*What you have to do*:
Gather the lines that hold the string "Pointe".

*Task input*:
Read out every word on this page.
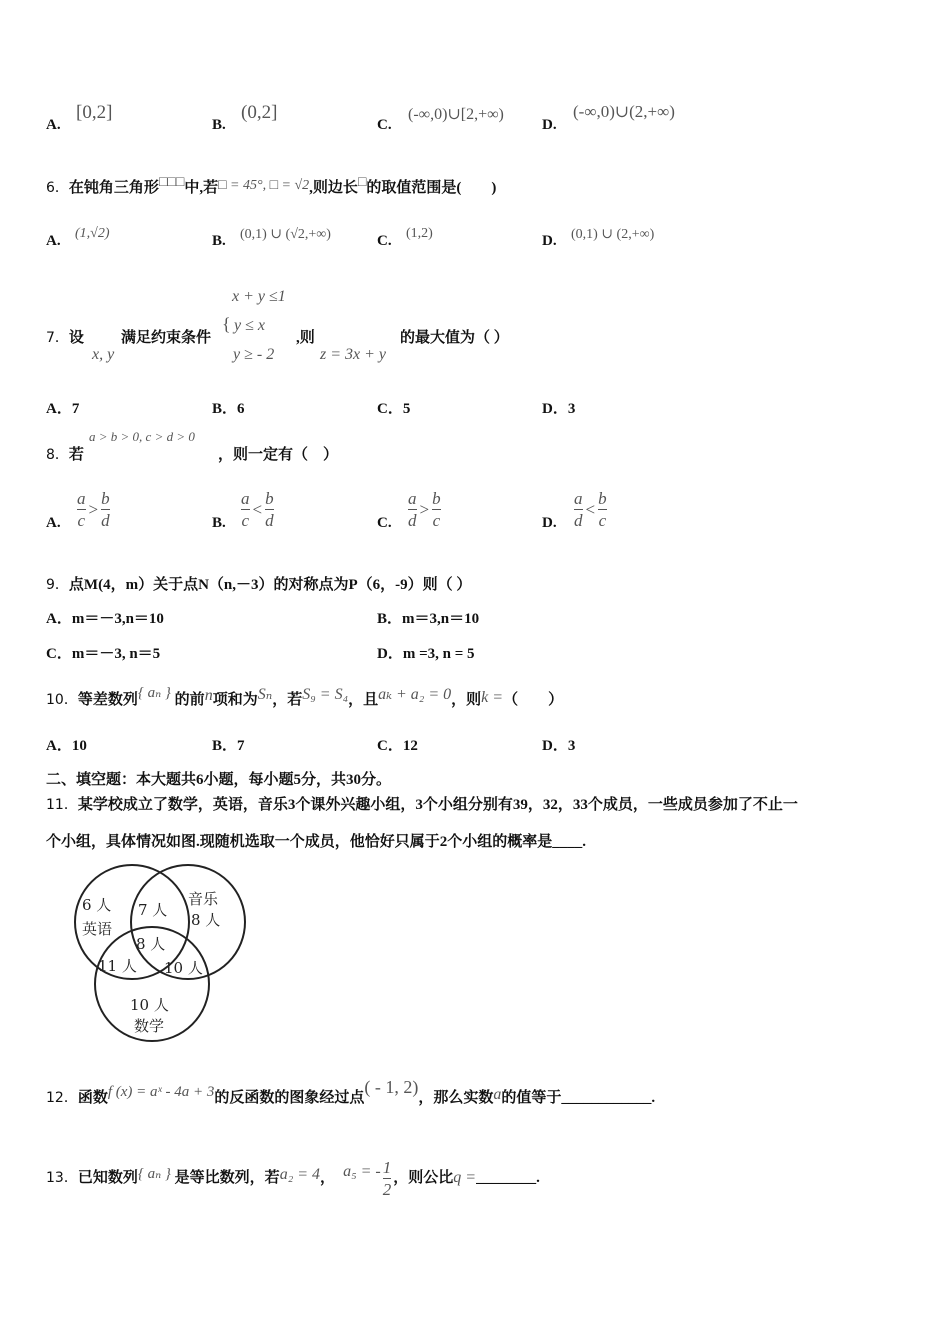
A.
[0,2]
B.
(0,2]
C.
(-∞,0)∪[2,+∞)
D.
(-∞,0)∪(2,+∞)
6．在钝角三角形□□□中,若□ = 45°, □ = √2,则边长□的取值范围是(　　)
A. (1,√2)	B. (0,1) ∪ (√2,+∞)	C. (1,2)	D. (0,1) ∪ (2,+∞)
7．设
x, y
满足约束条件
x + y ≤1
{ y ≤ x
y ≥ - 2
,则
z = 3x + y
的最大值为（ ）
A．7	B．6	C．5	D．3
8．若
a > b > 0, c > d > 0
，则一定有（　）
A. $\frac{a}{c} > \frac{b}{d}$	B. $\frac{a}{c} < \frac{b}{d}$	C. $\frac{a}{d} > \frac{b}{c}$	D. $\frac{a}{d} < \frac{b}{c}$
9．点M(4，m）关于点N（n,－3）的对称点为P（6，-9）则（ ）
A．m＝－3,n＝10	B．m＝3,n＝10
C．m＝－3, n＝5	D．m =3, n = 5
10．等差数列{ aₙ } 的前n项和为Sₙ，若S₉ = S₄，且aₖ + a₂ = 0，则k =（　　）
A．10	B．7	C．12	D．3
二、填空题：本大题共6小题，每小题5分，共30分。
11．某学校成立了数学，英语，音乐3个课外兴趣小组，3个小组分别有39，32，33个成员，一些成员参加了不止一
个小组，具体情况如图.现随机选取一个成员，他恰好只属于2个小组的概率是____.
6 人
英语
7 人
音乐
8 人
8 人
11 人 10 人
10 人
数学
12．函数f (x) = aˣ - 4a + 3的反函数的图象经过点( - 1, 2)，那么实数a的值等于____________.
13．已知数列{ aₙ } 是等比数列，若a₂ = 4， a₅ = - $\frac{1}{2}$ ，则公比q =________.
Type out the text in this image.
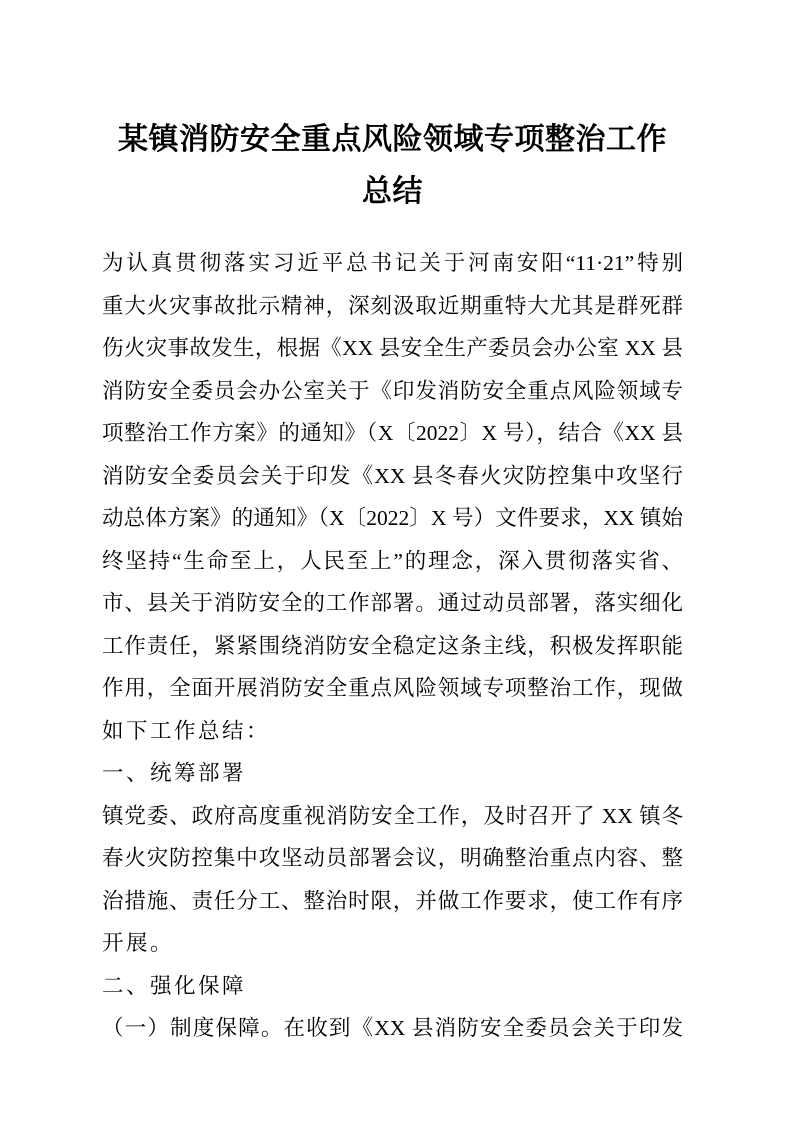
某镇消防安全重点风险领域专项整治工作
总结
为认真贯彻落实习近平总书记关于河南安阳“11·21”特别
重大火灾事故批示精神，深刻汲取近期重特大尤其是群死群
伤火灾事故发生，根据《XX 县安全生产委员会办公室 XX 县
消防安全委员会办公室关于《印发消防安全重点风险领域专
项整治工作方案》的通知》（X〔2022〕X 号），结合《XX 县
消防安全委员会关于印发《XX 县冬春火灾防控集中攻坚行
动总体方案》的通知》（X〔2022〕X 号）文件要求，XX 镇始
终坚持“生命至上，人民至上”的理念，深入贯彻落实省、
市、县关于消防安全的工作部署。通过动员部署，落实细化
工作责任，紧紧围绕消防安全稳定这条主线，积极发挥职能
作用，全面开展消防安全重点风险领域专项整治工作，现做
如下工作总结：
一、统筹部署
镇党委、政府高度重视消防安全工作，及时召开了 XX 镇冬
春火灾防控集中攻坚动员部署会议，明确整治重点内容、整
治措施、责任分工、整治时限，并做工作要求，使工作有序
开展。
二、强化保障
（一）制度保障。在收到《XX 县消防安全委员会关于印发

---

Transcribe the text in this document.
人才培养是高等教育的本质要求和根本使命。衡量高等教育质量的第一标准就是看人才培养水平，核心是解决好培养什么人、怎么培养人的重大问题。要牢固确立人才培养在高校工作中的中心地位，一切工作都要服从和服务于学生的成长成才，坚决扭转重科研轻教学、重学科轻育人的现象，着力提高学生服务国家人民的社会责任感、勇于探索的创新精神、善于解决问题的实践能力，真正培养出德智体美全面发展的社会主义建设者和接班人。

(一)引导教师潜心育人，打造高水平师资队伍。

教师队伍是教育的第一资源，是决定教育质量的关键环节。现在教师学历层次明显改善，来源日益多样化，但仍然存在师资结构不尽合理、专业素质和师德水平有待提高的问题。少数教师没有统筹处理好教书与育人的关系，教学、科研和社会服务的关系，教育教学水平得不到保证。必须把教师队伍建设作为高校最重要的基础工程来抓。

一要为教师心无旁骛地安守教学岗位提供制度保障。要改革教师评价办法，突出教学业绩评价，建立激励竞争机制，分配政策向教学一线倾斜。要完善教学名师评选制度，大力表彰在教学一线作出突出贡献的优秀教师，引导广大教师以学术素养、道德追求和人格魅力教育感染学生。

--

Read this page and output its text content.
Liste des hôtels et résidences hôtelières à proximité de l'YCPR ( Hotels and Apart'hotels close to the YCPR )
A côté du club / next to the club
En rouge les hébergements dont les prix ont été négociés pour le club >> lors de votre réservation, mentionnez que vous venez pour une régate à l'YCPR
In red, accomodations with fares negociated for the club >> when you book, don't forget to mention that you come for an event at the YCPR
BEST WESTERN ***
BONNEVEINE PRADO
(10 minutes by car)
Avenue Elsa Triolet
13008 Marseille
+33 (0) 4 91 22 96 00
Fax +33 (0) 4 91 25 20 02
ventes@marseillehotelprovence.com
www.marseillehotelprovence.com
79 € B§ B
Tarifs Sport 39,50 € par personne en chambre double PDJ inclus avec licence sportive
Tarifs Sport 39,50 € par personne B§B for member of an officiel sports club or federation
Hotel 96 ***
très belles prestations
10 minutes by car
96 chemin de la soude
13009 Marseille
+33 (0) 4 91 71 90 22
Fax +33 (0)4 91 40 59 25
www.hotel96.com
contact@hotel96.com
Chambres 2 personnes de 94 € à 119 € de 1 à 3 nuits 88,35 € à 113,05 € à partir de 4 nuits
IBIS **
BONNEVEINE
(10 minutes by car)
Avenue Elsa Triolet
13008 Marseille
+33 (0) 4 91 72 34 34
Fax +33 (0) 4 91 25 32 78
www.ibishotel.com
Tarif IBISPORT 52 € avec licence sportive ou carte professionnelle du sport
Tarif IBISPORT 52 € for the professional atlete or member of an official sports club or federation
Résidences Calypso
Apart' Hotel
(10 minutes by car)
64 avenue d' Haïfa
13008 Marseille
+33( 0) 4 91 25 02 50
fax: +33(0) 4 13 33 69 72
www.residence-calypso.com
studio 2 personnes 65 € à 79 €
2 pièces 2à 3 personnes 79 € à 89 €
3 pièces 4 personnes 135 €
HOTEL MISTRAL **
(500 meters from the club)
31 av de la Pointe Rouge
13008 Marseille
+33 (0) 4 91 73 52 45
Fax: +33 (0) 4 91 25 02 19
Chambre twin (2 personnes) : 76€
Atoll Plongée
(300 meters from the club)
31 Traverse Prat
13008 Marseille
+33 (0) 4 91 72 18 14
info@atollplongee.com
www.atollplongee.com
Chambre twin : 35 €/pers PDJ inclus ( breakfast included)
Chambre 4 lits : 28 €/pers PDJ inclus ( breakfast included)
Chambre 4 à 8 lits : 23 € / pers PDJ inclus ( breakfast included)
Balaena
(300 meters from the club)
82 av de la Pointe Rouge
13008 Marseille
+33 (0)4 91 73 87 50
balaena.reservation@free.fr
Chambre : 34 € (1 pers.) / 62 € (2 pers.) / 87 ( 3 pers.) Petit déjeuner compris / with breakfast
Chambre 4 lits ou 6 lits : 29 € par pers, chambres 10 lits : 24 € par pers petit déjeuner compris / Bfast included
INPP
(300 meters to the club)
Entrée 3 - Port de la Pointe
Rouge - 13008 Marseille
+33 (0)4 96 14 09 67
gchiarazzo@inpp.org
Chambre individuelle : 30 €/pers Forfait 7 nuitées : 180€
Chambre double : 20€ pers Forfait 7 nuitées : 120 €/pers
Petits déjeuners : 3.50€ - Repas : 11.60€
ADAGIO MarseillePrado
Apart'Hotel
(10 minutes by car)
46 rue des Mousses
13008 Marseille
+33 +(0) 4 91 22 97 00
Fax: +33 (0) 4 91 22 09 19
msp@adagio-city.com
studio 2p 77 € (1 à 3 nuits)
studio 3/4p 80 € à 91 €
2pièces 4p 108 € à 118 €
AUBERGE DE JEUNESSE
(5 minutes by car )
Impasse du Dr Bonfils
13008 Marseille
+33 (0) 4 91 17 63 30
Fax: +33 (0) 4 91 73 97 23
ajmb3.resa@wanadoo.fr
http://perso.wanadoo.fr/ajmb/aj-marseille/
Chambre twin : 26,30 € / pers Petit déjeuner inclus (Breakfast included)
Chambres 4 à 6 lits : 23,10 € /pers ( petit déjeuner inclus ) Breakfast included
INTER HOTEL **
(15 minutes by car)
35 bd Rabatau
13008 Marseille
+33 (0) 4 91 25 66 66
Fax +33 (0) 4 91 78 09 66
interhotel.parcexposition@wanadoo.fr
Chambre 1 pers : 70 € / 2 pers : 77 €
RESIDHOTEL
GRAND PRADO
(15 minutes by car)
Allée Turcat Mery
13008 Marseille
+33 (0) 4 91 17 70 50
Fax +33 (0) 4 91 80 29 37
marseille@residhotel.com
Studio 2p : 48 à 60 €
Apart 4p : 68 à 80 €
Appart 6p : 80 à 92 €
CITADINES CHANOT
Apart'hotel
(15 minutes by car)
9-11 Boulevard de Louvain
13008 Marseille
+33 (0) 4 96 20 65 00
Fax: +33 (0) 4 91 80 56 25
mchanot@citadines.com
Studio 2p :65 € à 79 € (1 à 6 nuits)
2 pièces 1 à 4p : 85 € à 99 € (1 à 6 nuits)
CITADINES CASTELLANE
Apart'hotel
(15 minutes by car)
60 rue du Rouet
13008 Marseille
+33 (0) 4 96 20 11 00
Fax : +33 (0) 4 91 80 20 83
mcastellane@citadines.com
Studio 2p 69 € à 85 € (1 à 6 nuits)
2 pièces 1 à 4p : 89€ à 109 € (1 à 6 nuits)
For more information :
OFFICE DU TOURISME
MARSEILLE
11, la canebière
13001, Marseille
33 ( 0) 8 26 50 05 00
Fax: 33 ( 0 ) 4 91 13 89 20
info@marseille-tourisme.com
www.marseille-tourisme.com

*Final result*:
31 av de la Pointe Rouge
82 av de la Pointe Rouge
Entrée 3 - Port de la Pointe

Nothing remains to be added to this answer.